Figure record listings
○ ○ ○
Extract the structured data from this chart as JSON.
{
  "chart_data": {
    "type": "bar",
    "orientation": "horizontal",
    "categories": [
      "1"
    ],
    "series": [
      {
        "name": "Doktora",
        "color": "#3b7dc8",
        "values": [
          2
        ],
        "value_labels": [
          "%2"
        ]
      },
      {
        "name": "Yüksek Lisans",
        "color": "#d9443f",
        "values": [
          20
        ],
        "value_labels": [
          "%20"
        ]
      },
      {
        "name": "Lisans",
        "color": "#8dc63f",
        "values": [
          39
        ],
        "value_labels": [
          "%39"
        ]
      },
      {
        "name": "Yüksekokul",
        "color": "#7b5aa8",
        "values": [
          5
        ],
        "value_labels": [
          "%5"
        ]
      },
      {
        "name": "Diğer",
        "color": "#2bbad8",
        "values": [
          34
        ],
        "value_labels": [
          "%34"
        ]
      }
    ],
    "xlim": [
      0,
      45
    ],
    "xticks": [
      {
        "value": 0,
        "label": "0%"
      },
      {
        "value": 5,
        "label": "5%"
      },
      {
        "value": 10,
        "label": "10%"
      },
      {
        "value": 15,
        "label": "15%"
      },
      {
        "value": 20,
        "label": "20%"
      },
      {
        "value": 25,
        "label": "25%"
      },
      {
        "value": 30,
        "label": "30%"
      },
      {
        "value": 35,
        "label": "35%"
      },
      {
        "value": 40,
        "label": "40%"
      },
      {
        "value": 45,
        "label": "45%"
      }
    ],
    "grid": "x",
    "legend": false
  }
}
○ ○ ○
● Objective: Take the entries and copy them out exactly.

● Written answer:
Extract the structured data from this chart as JSON.
{
  "chart_data": {
    "type": "bar",
    "orientation": "horizontal",
    "categories": [
      "1"
    ],
    "series": [
      {
        "name": "Doktora",
        "color": "#3b7dc8",
        "values": [
          2
        ],
        "value_labels": [
          "%2"
        ]
      },
      {
        "name": "Yüksek Lisans",
        "color": "#d9443f",
        "values": [
          20
        ],
        "value_labels": [
          "%20"
        ]
      },
      {
        "name": "Lisans",
        "color": "#8dc63f",
        "values": [
          39
        ],
        "value_labels": [
          "%39"
        ]
      },
      {
        "name": "Yüksekokul",
        "color": "#7b5aa8",
        "values": [
          5
        ],
        "value_labels": [
          "%5"
        ]
      },
      {
        "name": "Diğer",
        "color": "#2bbad8",
        "values": [
          34
        ],
        "value_labels": [
          "%34"
        ]
      }
    ],
    "xlim": [
      0,
      45
    ],
    "xticks": [
      {
        "value": 0,
        "label": "0%"
      },
      {
        "value": 5,
        "label": "5%"
      },
      {
        "value": 10,
        "label": "10%"
      },
      {
        "value": 15,
        "label": "15%"
      },
      {
        "value": 20,
        "label": "20%"
      },
      {
        "value": 25,
        "label": "25%"
      },
      {
        "value": 30,
        "label": "30%"
      },
      {
        "value": 35,
        "label": "35%"
      },
      {
        "value": 40,
        "label": "40%"
      },
      {
        "value": 45,
        "label": "45%"
      }
    ],
    "grid": "x",
    "legend": false
  }
}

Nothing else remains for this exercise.